▶ _Direction_: Scan the listing below. Report each line that includes "OneDrive".

..........

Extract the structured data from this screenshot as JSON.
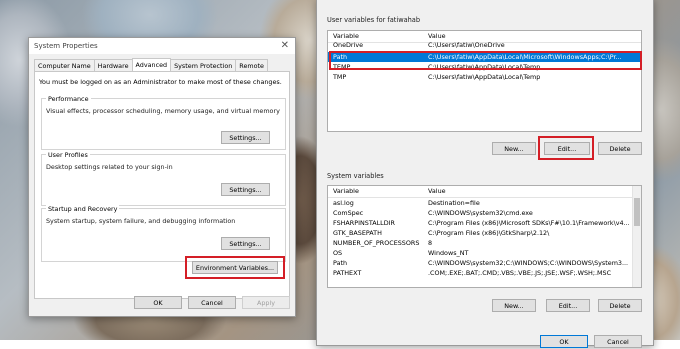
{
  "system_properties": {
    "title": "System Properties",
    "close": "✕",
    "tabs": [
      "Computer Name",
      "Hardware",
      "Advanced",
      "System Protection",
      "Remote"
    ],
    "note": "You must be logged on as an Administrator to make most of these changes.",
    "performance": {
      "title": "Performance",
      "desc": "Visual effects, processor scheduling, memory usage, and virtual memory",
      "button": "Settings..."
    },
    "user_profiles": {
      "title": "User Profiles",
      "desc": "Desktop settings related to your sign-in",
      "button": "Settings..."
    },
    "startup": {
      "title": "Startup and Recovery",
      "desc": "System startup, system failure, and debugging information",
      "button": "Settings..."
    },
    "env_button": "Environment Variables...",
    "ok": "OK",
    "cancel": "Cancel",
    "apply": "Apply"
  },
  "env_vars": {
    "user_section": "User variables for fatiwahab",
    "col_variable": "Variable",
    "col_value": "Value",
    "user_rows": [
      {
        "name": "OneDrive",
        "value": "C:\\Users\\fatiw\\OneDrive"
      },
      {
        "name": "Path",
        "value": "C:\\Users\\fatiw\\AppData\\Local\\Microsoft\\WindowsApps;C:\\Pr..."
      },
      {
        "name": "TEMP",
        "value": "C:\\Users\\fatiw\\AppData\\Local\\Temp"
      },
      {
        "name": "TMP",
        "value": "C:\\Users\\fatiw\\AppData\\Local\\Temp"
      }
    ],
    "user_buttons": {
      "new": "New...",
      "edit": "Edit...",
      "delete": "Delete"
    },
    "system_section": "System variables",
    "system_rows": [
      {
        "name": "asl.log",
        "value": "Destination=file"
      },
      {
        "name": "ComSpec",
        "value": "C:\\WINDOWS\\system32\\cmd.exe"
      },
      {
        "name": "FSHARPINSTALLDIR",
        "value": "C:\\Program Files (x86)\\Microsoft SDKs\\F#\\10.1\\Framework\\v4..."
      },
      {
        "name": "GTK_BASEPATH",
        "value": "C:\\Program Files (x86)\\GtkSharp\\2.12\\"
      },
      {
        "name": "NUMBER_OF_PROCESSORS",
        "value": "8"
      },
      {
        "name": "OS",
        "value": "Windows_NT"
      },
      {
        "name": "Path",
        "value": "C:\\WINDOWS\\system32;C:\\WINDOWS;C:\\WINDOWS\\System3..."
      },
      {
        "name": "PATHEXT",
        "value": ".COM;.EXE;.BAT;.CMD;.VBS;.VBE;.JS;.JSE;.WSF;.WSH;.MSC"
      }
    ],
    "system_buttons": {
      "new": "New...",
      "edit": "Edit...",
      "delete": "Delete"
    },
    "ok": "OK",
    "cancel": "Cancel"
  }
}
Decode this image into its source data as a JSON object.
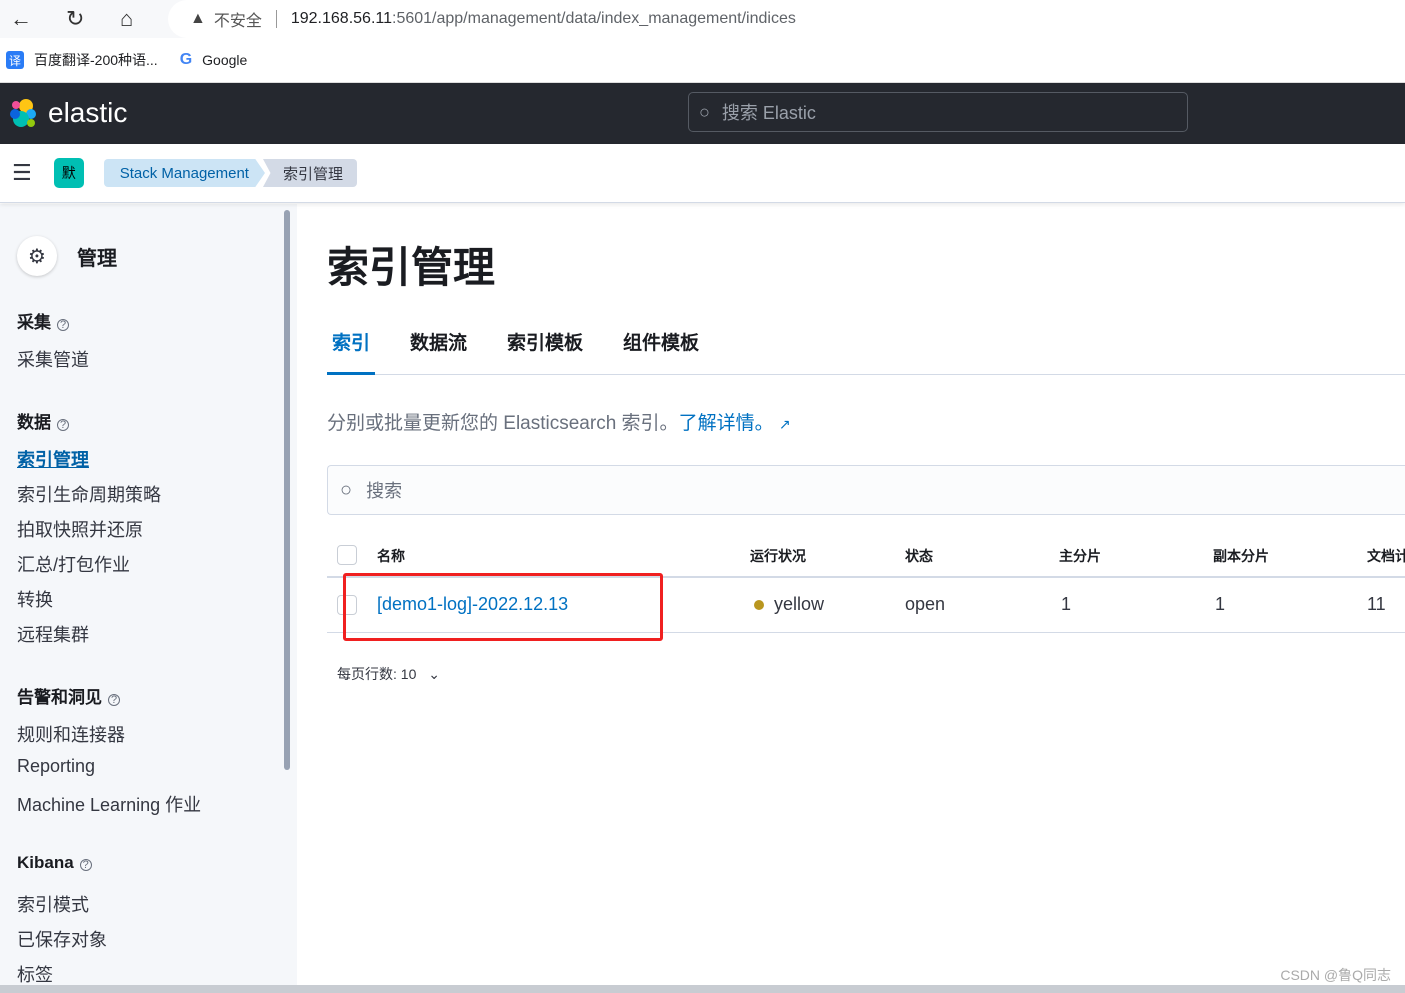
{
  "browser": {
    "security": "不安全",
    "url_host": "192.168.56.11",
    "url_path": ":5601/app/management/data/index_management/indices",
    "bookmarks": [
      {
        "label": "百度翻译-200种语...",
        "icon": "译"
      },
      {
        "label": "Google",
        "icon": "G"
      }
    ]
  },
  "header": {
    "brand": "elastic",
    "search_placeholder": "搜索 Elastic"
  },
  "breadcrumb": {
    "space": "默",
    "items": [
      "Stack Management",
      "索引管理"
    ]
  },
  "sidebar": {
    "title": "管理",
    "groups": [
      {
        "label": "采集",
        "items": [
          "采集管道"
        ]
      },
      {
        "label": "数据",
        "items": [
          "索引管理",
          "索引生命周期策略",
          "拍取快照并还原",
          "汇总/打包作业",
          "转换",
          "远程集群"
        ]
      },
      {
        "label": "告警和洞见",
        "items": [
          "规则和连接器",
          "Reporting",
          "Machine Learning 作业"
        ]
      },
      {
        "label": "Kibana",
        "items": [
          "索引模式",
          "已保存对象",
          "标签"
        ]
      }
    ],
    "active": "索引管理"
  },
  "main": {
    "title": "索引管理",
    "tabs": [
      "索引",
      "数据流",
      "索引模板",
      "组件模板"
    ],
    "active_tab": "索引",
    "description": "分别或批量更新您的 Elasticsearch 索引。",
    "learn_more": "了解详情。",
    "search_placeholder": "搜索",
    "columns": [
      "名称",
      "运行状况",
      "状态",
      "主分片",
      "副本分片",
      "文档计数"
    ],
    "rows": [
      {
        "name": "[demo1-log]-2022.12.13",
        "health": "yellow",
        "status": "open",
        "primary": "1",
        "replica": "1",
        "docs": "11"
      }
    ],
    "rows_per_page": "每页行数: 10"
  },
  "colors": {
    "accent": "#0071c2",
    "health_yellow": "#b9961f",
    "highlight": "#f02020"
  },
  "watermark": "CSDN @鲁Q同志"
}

..........

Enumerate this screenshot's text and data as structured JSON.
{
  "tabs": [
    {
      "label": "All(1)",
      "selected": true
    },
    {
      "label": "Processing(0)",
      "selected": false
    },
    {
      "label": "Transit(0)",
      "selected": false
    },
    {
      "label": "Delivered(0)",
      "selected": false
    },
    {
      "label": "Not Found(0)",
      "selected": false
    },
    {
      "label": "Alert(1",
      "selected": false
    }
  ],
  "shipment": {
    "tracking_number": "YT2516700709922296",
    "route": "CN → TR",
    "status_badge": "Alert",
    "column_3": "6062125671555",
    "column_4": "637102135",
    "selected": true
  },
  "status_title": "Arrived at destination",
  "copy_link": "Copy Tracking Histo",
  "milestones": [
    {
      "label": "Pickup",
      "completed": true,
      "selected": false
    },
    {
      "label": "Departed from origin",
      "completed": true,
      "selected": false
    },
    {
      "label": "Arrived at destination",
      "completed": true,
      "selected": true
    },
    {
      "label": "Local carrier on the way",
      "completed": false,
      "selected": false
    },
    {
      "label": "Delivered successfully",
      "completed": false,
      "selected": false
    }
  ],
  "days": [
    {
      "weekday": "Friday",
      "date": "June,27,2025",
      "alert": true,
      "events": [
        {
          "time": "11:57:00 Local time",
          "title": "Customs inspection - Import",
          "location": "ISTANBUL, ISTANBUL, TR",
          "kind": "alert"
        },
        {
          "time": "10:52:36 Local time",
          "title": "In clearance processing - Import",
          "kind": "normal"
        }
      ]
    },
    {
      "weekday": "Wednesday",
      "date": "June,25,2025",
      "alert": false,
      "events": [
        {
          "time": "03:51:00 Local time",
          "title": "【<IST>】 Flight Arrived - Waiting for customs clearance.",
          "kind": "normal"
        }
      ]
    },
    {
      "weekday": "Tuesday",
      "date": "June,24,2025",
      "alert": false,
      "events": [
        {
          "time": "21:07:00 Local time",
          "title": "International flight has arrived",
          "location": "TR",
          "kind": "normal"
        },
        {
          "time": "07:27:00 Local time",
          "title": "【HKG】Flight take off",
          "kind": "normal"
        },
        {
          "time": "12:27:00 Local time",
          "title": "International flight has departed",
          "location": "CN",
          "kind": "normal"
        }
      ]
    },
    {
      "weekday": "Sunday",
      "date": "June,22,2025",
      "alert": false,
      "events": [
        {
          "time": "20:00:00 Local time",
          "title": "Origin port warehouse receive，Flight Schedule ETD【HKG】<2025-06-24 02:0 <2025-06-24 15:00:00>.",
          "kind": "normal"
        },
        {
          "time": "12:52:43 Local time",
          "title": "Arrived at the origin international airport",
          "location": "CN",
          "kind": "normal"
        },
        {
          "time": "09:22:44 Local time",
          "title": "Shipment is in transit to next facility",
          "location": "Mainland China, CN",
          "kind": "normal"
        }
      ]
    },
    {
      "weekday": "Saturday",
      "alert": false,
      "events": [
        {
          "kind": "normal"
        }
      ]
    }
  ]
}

..........

▶ _Response to the exercise_:
        "name": "OneDrive",
        "value": "C:\\Users\\fatiw\\OneDrive"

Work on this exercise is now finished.